=== To be done ===
Note each line of the listing that contains the string "peligrosa", and copy it.

┄┄┄┄┄┄

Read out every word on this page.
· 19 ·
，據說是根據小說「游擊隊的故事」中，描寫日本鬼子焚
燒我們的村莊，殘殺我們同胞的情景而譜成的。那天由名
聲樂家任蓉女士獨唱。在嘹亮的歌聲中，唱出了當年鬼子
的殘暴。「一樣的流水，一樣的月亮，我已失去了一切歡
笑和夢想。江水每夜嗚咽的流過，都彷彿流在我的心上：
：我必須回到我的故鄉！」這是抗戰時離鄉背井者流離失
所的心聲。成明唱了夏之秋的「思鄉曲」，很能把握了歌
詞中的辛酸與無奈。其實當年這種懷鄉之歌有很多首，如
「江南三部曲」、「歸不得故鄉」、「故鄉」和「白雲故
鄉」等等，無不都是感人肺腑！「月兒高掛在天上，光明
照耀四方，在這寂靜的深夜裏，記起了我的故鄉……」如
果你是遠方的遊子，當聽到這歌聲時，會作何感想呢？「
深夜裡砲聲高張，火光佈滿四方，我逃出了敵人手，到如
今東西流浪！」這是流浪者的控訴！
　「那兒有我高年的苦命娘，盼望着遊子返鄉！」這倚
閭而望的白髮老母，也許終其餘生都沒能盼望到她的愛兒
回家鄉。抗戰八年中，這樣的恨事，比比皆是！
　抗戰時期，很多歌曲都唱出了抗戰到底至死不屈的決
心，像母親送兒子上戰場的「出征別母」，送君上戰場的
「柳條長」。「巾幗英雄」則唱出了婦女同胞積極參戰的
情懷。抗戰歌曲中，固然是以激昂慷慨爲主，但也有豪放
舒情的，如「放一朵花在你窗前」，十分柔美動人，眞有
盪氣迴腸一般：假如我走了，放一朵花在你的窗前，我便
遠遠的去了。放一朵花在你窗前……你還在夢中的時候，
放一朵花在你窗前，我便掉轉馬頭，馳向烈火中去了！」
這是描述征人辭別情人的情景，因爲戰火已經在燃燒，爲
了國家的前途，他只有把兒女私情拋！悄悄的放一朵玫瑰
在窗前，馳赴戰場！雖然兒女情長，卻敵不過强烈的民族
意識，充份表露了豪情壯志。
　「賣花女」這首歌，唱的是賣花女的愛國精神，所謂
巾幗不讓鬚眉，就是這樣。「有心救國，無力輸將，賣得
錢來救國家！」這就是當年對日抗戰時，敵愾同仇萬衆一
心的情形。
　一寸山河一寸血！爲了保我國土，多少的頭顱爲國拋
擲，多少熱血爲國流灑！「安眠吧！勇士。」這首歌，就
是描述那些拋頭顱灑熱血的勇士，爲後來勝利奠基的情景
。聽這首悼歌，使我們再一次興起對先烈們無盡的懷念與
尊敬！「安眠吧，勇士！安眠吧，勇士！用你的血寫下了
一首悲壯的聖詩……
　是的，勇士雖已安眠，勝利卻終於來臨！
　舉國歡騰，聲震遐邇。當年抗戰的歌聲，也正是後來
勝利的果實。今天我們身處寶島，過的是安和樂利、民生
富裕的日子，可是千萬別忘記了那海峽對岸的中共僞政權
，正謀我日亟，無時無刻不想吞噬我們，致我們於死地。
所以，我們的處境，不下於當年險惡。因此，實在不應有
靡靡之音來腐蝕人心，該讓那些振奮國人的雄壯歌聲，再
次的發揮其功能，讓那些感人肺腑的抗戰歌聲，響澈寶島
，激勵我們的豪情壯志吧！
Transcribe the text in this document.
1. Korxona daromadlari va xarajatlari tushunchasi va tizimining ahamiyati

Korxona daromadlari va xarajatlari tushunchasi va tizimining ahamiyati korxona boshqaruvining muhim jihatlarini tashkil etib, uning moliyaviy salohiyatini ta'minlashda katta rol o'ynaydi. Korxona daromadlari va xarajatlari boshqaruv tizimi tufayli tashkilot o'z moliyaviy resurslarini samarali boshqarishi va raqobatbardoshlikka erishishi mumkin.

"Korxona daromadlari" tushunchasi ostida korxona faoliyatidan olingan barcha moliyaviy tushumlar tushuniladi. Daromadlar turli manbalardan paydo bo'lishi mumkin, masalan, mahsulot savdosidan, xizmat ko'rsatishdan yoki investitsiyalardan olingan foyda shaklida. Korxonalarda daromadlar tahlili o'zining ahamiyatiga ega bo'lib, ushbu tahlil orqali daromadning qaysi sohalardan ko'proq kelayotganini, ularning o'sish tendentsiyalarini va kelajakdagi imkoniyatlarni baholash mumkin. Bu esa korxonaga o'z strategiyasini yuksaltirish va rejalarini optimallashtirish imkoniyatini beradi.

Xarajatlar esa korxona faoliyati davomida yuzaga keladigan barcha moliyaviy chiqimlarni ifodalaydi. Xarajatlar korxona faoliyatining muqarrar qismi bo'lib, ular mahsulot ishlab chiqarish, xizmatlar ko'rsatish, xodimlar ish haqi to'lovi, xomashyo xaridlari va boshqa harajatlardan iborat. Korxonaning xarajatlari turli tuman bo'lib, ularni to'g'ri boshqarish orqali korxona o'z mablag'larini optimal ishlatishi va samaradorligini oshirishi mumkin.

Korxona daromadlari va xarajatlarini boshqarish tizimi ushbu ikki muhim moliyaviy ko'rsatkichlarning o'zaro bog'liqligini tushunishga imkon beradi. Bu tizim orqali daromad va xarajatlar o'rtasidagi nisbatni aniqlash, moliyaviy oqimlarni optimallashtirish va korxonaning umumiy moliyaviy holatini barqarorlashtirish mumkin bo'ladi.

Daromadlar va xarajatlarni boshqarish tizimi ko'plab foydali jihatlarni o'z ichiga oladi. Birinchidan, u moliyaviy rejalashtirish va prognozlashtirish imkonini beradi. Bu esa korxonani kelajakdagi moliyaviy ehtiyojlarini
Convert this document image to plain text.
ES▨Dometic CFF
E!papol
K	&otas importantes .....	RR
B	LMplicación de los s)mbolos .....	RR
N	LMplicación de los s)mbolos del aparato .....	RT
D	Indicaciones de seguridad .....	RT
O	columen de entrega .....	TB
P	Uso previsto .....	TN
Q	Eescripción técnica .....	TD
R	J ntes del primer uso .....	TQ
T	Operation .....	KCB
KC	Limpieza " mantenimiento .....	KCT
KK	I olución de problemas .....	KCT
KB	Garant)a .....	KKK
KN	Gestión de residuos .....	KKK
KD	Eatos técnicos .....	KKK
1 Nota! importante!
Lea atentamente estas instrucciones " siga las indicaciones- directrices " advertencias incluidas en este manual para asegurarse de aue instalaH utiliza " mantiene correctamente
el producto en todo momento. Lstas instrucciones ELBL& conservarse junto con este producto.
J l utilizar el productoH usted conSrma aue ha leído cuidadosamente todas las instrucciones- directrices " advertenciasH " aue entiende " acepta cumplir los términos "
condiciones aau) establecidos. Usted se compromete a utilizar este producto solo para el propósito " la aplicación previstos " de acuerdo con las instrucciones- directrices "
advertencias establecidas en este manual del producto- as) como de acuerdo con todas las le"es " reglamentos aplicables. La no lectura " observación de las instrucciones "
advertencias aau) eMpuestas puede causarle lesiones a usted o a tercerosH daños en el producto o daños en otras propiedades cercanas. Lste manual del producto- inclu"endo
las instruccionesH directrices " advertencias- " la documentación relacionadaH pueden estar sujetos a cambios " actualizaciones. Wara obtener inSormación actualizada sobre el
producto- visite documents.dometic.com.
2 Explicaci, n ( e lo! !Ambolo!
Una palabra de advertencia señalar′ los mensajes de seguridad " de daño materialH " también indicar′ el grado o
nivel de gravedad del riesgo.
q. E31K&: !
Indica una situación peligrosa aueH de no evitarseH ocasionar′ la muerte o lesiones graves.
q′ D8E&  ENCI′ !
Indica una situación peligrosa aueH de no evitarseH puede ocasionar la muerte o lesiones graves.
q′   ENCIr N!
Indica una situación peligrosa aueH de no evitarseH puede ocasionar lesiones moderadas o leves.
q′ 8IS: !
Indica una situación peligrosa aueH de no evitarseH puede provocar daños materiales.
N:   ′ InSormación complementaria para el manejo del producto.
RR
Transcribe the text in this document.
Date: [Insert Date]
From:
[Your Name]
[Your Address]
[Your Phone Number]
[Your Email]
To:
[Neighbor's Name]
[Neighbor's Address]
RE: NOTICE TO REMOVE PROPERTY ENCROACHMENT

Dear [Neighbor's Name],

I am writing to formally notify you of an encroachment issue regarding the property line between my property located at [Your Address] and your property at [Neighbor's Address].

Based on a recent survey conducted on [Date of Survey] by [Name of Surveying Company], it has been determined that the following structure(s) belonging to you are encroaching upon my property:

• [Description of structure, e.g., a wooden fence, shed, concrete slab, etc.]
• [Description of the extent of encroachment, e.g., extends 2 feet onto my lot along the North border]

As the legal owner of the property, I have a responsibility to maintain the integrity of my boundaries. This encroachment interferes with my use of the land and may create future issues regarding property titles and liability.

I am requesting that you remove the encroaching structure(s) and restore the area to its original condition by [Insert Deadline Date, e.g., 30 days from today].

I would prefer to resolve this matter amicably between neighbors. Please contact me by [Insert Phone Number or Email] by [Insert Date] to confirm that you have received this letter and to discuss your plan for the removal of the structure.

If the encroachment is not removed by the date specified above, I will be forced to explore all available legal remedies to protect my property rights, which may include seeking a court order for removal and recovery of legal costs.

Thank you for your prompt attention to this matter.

┄┄┄┄┄┄

=== Solution to this task ===
Indica una situación peligrosa aueH de no evitarseH ocasionar′ la muerte o lesiones graves.
Indica una situación peligrosa aueH de no evitarseH puede ocasionar la muerte o lesiones graves.
Indica una situación peligrosa aueH de no evitarseH puede ocasionar lesiones moderadas o leves.
Indica una situación peligrosa aueH de no evitarseH puede provocar daños materiales.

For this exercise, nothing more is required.